Brief: Set each record down exactly, excluding all images.

Given entries:

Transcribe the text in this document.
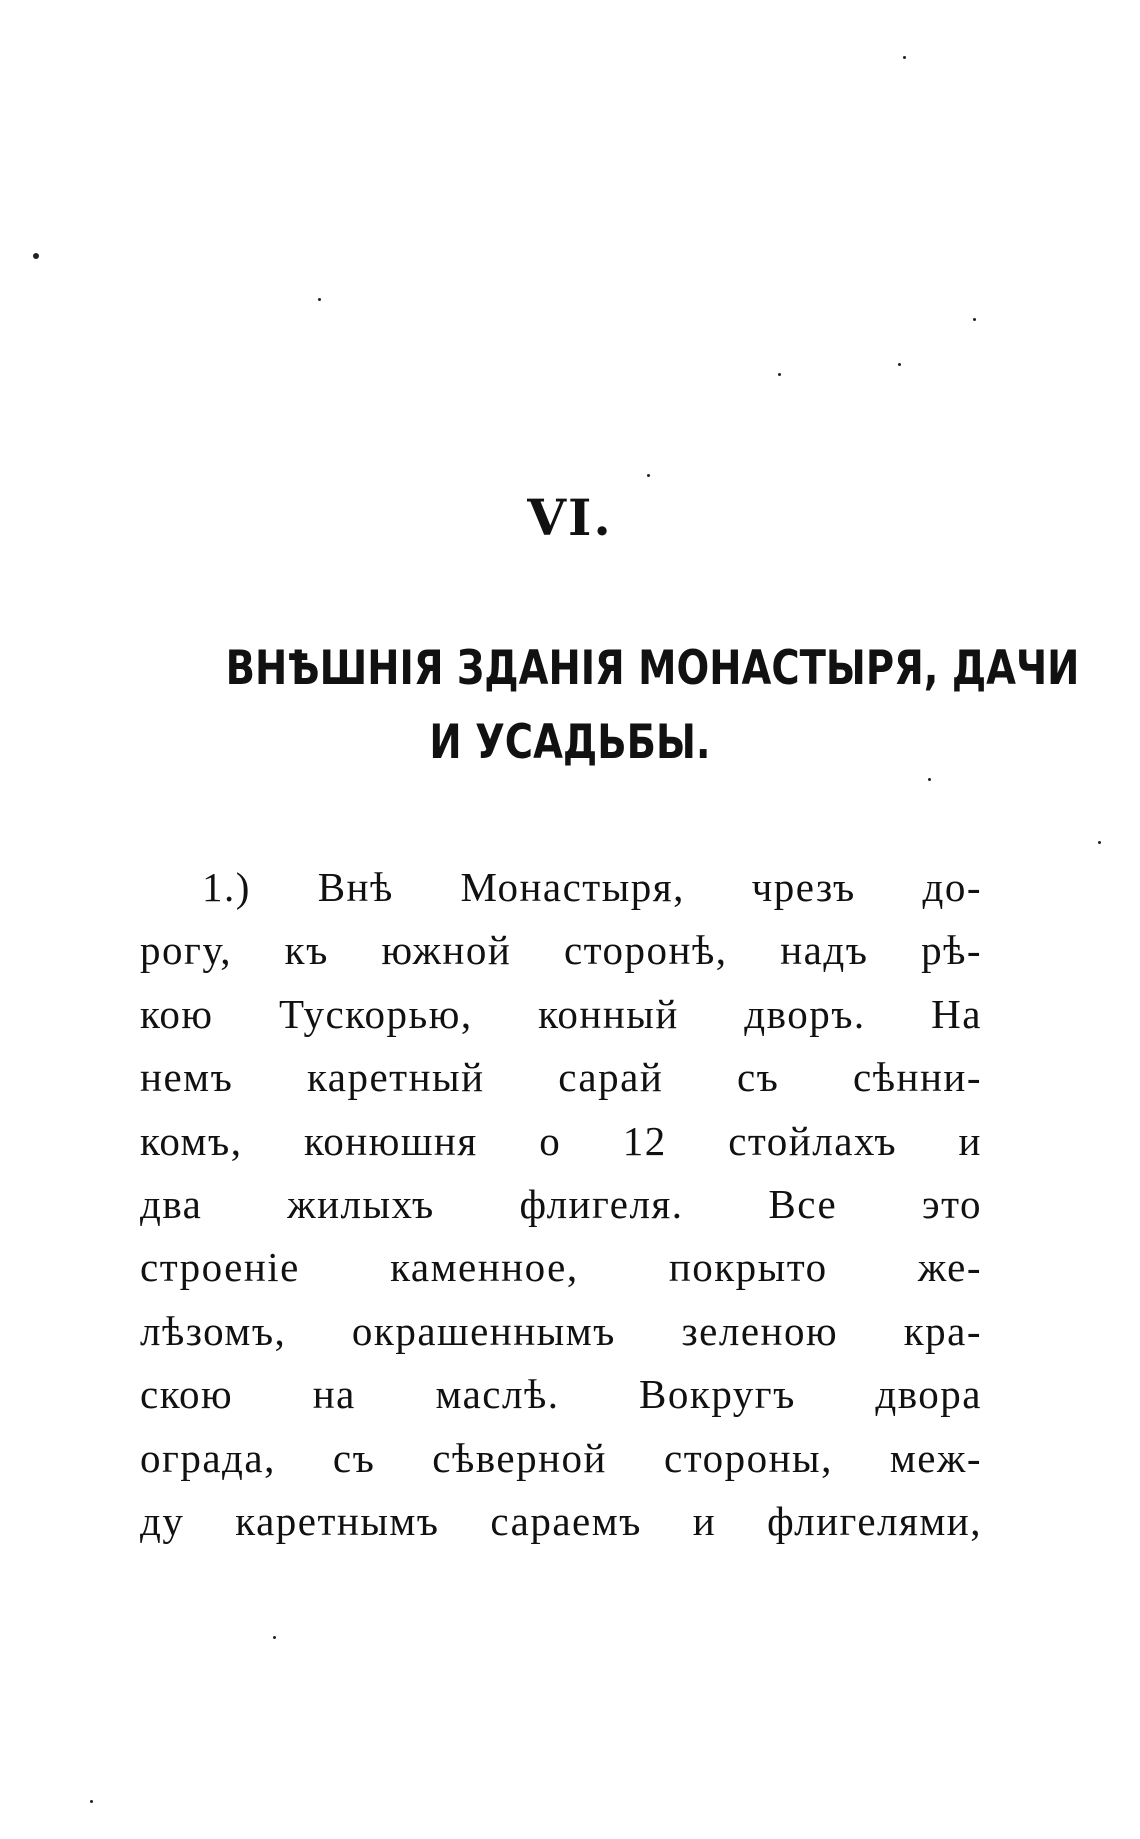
VI.
ВНѢШНІЯ ЗДАНІЯ МОНАСТЫРЯ, ДАЧИ
И УСАДЬБЫ.
1.) Внѣ Монастыря, чрезъ до-
рогу, къ южной сторонѣ, надъ рѣ-
кою Тускорью, конный дворъ. На
немъ каретный сарай съ сѣнни-
комъ, конюшня о 12 стойлахъ и
два жилыхъ флигеля. Все это
строеніе каменное, покрыто же-
лѣзомъ, окрашеннымъ зеленою кра-
скою на маслѣ. Вокругъ двора
ограда, съ сѣверной стороны, меж-
ду каретнымъ сараемъ и флигелями,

Exercise result:
Transcribe the text in this document.
VI.
ВНѢШНІЯ ЗДАНІЯ МОНАСТЫРЯ, ДАЧИ
И УСАДЬБЫ.
1.) Внѣ Монастыря, чрезъ до-
рогу, къ южной сторонѣ, надъ рѣ-
кою Тускорью, конный дворъ. На
немъ каретный сарай съ сѣнни-
комъ, конюшня о 12 стойлахъ и
два жилыхъ флигеля. Все это
строеніе каменное, покрыто же-
лѣзомъ, окрашеннымъ зеленою кра-
скою на маслѣ. Вокругъ двора
ограда, съ сѣверной стороны, меж-
ду каретнымъ сараемъ и флигелями,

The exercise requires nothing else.